## PROBLEM STATEMENT
Tally every line of the listing where the string "destination" is found, and state the total alone.

Figure collection entries:
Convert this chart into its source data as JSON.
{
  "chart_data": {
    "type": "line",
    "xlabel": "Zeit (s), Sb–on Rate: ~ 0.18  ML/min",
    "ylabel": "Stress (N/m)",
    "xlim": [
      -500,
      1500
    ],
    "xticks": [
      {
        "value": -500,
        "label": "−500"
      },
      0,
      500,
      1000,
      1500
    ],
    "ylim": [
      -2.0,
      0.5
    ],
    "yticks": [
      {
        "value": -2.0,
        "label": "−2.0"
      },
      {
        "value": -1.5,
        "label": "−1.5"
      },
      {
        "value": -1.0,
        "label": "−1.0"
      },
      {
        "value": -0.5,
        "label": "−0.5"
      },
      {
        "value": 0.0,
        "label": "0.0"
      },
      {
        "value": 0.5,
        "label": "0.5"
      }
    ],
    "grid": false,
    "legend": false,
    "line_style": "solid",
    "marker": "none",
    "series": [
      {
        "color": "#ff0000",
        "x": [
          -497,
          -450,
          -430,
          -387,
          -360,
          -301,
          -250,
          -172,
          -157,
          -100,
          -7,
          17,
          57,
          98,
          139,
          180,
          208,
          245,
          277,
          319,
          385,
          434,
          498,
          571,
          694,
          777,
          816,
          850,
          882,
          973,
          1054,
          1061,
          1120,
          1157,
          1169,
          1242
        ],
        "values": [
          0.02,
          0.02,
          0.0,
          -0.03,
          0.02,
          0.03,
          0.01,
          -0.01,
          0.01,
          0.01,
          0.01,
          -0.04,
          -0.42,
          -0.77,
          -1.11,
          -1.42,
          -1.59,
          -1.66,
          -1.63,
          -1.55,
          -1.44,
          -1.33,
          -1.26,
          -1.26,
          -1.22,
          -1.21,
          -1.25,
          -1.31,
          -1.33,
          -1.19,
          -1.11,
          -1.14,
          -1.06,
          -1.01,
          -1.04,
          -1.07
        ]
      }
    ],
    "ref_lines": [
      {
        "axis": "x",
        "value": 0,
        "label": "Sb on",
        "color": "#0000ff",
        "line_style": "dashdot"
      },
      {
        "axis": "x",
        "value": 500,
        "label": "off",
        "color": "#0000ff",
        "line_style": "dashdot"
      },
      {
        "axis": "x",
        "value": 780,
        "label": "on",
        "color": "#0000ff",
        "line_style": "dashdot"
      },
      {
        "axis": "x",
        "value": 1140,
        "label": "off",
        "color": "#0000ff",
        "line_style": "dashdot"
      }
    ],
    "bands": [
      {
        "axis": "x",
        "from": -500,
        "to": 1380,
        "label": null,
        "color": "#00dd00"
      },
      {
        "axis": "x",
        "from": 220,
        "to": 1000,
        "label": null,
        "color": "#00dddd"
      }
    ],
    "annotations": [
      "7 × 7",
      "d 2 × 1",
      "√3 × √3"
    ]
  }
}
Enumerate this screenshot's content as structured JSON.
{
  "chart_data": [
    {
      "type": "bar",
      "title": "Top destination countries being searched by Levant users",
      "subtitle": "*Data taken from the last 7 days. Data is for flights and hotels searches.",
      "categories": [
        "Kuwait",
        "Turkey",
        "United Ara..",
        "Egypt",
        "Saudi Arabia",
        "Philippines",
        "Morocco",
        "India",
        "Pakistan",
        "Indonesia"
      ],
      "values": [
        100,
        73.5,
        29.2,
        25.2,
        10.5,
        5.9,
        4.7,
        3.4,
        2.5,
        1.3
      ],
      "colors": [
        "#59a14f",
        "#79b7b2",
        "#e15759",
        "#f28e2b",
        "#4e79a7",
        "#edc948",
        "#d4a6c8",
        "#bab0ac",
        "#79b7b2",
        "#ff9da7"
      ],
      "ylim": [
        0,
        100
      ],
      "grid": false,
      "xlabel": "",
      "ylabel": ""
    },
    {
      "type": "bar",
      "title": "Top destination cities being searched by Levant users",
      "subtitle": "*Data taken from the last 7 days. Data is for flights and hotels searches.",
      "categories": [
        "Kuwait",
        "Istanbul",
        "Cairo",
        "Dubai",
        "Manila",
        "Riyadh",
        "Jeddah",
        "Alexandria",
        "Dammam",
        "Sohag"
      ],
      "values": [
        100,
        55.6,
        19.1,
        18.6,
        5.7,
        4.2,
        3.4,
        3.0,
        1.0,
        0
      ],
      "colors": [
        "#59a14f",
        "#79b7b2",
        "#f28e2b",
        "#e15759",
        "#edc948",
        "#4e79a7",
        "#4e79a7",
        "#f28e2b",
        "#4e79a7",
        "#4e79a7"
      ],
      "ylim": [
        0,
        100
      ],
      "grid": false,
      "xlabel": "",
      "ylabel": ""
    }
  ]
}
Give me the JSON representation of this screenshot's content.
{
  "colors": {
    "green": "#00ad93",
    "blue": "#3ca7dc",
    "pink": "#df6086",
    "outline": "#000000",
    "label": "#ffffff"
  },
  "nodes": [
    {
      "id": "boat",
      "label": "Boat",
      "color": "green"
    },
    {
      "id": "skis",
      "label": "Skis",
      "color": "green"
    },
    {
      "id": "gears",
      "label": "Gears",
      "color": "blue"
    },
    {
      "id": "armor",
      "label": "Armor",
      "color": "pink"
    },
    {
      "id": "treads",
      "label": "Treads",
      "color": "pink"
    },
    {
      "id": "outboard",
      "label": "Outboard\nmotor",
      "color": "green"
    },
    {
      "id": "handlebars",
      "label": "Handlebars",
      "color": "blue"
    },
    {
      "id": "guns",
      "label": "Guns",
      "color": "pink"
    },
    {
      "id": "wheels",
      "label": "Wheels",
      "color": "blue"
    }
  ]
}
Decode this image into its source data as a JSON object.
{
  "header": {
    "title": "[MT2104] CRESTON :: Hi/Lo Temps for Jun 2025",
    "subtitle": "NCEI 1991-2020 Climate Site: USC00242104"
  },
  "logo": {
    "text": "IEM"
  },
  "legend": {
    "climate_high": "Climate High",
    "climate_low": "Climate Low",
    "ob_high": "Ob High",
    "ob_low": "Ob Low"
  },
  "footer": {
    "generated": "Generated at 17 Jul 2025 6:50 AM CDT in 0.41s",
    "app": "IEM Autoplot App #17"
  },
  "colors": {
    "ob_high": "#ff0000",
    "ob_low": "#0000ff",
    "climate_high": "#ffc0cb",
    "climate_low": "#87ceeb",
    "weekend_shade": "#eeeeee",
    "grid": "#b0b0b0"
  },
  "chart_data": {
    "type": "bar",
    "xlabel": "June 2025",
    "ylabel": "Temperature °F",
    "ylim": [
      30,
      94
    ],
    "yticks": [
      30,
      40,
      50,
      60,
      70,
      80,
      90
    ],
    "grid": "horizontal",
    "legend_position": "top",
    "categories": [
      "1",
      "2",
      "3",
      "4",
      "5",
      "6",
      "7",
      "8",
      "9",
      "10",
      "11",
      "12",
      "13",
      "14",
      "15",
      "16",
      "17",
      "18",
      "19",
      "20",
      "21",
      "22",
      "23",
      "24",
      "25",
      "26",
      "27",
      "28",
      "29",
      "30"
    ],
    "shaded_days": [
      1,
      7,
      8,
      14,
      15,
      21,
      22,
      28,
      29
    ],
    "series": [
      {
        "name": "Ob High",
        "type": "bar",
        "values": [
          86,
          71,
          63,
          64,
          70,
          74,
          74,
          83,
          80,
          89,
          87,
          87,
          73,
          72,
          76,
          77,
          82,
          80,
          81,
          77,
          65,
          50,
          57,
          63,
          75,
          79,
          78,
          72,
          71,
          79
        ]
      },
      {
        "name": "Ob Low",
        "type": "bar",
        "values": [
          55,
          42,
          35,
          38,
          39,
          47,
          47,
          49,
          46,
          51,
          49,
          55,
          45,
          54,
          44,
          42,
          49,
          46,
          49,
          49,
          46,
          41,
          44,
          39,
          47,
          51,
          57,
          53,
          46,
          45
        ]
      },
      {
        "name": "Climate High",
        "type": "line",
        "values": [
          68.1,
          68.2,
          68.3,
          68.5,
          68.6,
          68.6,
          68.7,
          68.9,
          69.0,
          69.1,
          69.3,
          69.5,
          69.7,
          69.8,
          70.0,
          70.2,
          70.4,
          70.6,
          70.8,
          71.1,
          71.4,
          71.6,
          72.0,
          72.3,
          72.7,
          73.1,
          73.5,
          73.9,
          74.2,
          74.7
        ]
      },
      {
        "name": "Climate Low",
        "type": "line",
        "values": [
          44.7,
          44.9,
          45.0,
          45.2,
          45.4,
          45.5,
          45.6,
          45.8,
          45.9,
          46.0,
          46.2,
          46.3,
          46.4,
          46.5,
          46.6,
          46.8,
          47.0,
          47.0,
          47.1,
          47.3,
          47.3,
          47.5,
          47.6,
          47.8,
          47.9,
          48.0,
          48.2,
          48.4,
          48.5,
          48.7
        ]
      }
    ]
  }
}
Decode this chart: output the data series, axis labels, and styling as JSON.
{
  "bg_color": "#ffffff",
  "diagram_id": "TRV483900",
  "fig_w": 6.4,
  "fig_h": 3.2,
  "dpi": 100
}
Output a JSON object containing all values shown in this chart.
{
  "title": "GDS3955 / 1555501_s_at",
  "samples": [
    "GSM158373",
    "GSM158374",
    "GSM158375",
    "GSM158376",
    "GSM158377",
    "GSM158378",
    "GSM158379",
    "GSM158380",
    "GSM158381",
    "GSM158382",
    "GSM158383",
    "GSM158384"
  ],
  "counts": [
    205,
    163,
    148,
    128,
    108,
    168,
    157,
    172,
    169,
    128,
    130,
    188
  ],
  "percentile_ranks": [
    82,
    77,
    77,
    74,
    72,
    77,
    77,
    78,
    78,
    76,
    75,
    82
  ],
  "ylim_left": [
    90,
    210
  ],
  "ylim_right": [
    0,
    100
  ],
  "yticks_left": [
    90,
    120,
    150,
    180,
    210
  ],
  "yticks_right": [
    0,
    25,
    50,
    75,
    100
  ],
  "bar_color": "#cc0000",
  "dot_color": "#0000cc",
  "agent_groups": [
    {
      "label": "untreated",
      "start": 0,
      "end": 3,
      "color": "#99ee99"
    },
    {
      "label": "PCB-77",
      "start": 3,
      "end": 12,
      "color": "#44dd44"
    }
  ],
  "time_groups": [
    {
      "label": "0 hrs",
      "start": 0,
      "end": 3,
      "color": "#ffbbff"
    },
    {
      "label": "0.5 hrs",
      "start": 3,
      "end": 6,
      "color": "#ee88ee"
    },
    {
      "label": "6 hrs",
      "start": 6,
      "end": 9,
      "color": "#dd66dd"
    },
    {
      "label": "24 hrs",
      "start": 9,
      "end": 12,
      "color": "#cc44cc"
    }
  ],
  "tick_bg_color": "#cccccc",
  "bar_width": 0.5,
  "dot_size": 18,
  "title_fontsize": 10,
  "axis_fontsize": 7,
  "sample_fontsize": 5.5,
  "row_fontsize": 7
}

## OUTPUT OF THE EXERCISE
2